● **SET TASK**: Where a line contains the word "Long", copy that line.

[Dataset items]
··········

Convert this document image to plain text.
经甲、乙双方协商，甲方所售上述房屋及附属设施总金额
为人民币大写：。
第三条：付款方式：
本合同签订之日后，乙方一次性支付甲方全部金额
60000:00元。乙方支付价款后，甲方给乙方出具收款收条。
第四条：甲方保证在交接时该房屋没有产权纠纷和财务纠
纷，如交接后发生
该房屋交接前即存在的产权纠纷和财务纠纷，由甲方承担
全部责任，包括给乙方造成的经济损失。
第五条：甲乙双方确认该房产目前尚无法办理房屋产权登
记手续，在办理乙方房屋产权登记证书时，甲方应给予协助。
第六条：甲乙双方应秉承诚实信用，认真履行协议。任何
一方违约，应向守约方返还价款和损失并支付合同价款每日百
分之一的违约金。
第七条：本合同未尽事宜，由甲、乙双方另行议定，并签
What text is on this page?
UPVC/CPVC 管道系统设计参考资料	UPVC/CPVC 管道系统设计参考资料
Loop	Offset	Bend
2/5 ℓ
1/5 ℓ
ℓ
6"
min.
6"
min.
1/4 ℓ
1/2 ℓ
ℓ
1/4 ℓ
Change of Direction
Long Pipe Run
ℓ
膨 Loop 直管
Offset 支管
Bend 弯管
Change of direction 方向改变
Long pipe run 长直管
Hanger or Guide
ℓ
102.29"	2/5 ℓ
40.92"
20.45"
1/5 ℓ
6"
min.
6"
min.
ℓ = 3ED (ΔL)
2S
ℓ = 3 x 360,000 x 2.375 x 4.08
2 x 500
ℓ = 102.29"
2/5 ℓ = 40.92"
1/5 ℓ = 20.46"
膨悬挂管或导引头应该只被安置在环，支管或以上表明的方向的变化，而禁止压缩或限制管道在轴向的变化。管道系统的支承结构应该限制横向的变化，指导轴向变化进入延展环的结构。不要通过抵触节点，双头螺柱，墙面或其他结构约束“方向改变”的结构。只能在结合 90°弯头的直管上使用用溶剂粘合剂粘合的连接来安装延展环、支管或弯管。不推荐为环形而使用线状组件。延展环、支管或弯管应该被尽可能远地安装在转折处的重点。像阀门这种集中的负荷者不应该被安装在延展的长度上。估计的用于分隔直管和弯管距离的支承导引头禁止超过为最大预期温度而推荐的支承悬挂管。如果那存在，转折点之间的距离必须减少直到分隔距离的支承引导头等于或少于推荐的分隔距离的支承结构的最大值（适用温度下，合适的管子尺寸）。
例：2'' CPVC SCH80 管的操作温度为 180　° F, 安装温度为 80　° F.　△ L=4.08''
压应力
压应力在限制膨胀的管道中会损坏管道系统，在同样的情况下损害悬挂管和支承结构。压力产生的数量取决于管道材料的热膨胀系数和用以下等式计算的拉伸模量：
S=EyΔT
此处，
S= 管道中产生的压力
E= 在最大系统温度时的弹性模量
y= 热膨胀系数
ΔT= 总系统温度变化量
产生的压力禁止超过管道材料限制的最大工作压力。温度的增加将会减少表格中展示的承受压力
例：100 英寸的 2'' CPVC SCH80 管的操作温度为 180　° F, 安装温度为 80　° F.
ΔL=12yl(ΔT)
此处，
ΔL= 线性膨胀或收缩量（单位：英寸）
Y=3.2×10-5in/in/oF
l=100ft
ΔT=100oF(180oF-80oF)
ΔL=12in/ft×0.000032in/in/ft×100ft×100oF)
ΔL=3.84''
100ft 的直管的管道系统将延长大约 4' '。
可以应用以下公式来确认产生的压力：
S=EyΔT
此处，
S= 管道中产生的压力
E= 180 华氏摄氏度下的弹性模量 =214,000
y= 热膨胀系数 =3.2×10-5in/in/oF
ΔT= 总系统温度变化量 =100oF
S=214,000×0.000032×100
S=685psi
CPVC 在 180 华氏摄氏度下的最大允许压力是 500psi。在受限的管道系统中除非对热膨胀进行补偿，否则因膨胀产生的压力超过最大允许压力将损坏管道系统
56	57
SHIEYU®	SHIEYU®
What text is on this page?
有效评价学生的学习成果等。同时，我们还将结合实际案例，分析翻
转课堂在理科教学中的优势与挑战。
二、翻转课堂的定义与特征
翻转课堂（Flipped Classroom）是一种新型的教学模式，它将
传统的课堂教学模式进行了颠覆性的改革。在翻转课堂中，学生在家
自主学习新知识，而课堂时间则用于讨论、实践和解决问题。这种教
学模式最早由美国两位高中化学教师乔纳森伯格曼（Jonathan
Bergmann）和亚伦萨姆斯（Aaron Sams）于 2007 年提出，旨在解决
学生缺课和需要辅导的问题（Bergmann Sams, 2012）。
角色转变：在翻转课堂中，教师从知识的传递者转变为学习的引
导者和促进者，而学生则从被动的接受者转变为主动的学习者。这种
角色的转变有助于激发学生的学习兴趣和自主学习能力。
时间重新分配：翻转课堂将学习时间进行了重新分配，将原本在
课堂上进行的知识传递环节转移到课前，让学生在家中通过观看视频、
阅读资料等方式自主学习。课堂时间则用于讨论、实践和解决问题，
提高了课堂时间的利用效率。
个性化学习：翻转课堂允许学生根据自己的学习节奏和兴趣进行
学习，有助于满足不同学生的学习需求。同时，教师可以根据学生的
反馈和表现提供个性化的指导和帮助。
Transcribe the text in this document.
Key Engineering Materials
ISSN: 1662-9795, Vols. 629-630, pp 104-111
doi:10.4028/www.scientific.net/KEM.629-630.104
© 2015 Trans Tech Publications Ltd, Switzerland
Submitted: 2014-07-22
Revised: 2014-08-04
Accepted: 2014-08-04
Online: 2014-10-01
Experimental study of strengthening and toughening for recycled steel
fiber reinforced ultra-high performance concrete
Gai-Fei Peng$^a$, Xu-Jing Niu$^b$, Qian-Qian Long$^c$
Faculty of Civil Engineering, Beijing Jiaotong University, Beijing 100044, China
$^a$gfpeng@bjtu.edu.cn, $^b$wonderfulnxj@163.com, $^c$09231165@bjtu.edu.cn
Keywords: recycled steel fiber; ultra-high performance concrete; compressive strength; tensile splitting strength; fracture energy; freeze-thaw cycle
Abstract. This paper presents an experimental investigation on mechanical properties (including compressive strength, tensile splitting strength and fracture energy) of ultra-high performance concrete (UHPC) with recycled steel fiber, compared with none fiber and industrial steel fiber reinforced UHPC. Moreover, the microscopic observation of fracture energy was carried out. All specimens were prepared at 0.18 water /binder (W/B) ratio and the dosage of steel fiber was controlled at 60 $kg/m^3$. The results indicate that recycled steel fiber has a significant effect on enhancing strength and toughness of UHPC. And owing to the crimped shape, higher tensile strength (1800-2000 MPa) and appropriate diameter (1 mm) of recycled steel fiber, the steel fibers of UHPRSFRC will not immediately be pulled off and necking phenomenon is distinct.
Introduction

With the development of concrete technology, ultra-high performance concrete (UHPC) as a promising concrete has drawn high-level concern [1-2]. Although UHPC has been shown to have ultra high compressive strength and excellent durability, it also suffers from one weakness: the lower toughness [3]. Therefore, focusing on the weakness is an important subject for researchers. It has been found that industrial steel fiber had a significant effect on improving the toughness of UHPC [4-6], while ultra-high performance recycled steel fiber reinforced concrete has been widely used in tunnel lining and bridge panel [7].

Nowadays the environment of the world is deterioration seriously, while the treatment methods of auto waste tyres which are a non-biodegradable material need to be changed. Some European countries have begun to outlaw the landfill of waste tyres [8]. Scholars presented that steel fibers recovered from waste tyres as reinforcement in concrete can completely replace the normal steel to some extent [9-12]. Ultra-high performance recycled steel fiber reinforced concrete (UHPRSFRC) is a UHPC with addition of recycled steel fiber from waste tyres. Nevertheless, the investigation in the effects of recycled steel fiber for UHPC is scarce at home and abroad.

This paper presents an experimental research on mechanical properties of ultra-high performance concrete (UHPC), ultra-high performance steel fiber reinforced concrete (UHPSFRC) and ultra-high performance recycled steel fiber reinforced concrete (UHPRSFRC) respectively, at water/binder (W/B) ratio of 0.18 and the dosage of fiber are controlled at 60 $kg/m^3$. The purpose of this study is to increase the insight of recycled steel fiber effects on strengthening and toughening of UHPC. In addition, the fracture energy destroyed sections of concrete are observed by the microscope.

··········

● **CORRECT RESULT**:
Long Pipe Run
Long pipe run 长直管
Gai-Fei Peng$^a$, Xu-Jing Niu$^b$, Qian-Qian Long$^c$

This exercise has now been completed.